Return the listing below exactly, with the pictures dropped.

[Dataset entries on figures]
——————————

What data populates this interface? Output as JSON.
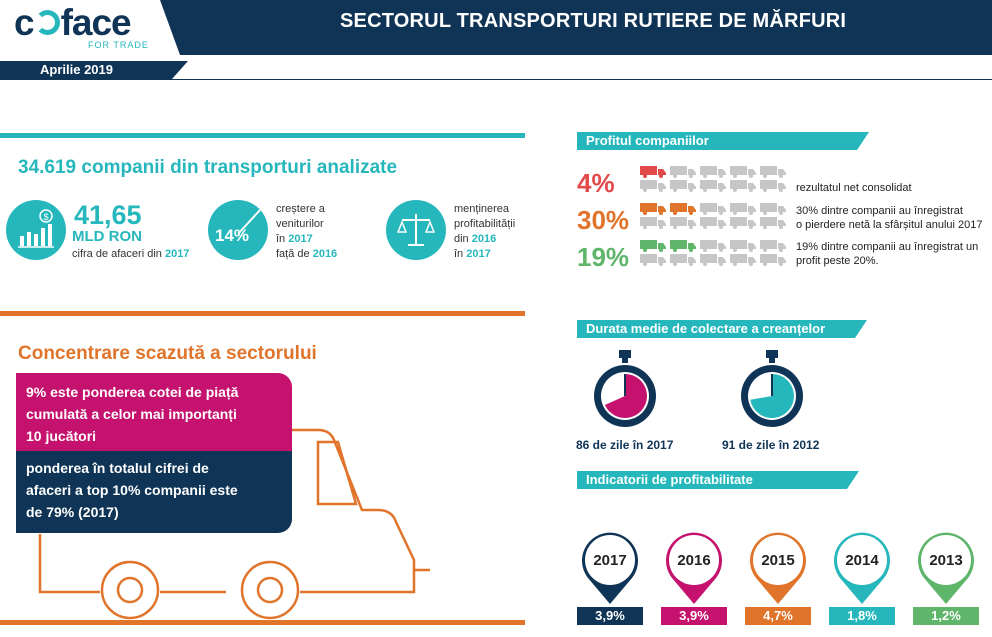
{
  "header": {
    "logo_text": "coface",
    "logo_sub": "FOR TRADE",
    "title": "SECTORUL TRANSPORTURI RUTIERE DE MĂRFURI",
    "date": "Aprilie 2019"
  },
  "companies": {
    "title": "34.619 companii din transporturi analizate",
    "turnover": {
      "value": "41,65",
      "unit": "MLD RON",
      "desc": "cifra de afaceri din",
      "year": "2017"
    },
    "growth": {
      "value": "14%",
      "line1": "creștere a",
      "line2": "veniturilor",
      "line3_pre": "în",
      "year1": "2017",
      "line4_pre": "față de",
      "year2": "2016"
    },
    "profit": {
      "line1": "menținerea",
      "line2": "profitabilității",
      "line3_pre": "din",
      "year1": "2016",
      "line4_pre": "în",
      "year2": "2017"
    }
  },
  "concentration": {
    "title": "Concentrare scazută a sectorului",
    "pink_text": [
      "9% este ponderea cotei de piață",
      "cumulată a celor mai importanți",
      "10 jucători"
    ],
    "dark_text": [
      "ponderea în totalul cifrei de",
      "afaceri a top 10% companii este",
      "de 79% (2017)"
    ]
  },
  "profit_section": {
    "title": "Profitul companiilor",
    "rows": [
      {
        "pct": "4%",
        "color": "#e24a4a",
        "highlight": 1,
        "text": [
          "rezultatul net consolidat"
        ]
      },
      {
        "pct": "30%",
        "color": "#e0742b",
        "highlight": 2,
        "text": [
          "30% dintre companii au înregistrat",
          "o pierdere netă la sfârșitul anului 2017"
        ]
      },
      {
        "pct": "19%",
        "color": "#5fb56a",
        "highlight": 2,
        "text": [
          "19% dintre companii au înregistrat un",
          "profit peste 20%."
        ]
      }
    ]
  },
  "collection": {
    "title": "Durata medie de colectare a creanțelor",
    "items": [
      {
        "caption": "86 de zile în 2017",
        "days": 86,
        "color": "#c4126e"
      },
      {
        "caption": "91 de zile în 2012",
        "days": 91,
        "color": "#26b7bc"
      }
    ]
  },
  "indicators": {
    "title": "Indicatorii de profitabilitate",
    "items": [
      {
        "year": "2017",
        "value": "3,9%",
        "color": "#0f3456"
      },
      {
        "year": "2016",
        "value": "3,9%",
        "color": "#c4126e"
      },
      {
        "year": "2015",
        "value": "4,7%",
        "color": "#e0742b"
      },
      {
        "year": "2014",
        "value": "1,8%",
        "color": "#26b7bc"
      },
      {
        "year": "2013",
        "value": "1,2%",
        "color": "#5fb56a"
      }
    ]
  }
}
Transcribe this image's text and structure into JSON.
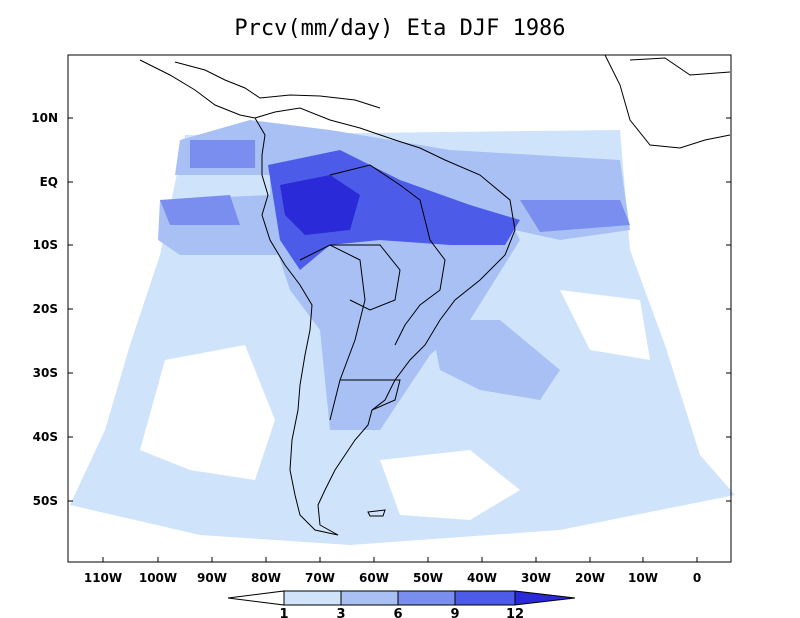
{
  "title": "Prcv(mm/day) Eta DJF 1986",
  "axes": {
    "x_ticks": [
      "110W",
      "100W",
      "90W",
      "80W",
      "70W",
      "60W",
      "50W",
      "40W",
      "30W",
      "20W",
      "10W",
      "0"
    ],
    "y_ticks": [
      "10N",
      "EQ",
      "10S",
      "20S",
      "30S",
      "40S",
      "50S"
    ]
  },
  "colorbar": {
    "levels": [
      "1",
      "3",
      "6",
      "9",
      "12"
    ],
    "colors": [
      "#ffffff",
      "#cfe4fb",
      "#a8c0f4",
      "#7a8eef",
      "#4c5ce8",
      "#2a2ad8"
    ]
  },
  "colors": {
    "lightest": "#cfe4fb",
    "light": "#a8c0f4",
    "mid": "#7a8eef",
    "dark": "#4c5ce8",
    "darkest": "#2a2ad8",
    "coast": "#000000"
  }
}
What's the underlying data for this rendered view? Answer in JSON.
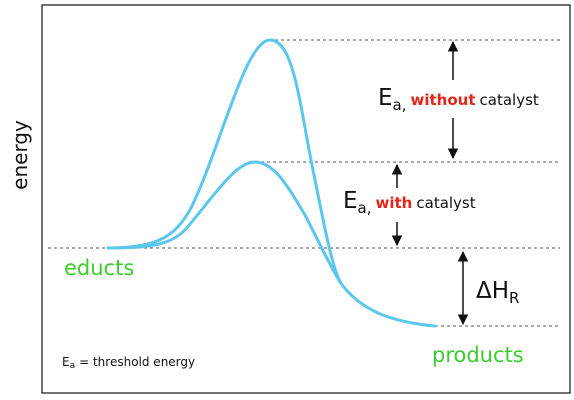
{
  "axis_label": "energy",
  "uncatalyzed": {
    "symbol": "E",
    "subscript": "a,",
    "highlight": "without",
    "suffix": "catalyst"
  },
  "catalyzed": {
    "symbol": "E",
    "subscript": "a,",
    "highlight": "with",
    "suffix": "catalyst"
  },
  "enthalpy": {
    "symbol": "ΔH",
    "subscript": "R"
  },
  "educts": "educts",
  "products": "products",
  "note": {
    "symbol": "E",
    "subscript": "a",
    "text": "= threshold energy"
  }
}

——————————

• **RIGHT ANSWER**:
What data populates this interface? Output as JSON.
{
  "header": {
    "logo_text": "coface",
    "logo_sub": "FOR TRADE",
    "title": "SECTORUL TRANSPORTURI RUTIERE DE MĂRFURI",
    "date": "Aprilie 2019"
  },
  "companies": {
    "title": "34.619 companii din transporturi analizate",
    "turnover": {
      "value": "41,65",
      "unit": "MLD RON",
      "desc": "cifra de afaceri din",
      "year": "2017"
    },
    "growth": {
      "value": "14%",
      "line1": "creștere a",
      "line2": "veniturilor",
      "line3_pre": "în",
      "year1": "2017",
      "line4_pre": "față de",
      "year2": "2016"
    },
    "profit": {
      "line1": "menținerea",
      "line2": "profitabilității",
      "line3_pre": "din",
      "year1": "2016",
      "line4_pre": "în",
      "year2": "2017"
    }
  },
  "concentration": {
    "title": "Concentrare scazută a sectorului",
    "pink_text": [
      "9% este ponderea cotei de piață",
      "cumulată a celor mai importanți",
      "10 jucători"
    ],
    "dark_text": [
      "ponderea în totalul cifrei de",
      "afaceri a top 10% companii este",
      "de 79% (2017)"
    ]
  },
  "profit_section": {
    "title": "Profitul companiilor",
    "rows": [
      {
        "pct": "4%",
        "color": "#e24a4a",
        "highlight": 1,
        "text": [
          "rezultatul net consolidat"
        ]
      },
      {
        "pct": "30%",
        "color": "#e0742b",
        "highlight": 2,
        "text": [
          "30% dintre companii au înregistrat",
          "o pierdere netă la sfârșitul anului 2017"
        ]
      },
      {
        "pct": "19%",
        "color": "#5fb56a",
        "highlight": 2,
        "text": [
          "19% dintre companii au înregistrat un",
          "profit peste 20%."
        ]
      }
    ]
  },
  "collection": {
    "title": "Durata medie de colectare a creanțelor",
    "items": [
      {
        "caption": "86 de zile în 2017",
        "days": 86,
        "color": "#c4126e"
      },
      {
        "caption": "91 de zile în 2012",
        "days": 91,
        "color": "#26b7bc"
      }
    ]
  },
  "indicators": {
    "title": "Indicatorii de profitabilitate",
    "items": [
      {
        "year": "2017",
        "value": "3,9%",
        "color": "#0f3456"
      },
      {
        "year": "2016",
        "value": "3,9%",
        "color": "#c4126e"
      },
      {
        "year": "2015",
        "value": "4,7%",
        "color": "#e0742b"
      },
      {
        "year": "2014",
        "value": "1,8%",
        "color": "#26b7bc"
      },
      {
        "year": "2013",
        "value": "1,2%",
        "color": "#5fb56a"
      }
    ]
  }
}
Transcribe this image's text and structure into JSON.
{
  "title": "Prcv(mm/day) Eta DJF 1986",
  "axes": {
    "x_ticks": [
      "110W",
      "100W",
      "90W",
      "80W",
      "70W",
      "60W",
      "50W",
      "40W",
      "30W",
      "20W",
      "10W",
      "0"
    ],
    "y_ticks": [
      "10N",
      "EQ",
      "10S",
      "20S",
      "30S",
      "40S",
      "50S"
    ]
  },
  "colorbar": {
    "levels": [
      "1",
      "3",
      "6",
      "9",
      "12"
    ],
    "colors": [
      "#ffffff",
      "#cfe4fb",
      "#a8c0f4",
      "#7a8eef",
      "#4c5ce8",
      "#2a2ad8"
    ]
  },
  "colors": {
    "lightest": "#cfe4fb",
    "light": "#a8c0f4",
    "mid": "#7a8eef",
    "dark": "#4c5ce8",
    "darkest": "#2a2ad8",
    "coast": "#000000"
  }
}
What's the underlying data for this rendered view? Answer in JSON.
{
  "axis_label": "energy",
  "uncatalyzed": {
    "symbol": "E",
    "subscript": "a,",
    "highlight": "without",
    "suffix": "catalyst"
  },
  "catalyzed": {
    "symbol": "E",
    "subscript": "a,",
    "highlight": "with",
    "suffix": "catalyst"
  },
  "enthalpy": {
    "symbol": "ΔH",
    "subscript": "R"
  },
  "educts": "educts",
  "products": "products",
  "note": {
    "symbol": "E",
    "subscript": "a",
    "text": "= threshold energy"
  }
}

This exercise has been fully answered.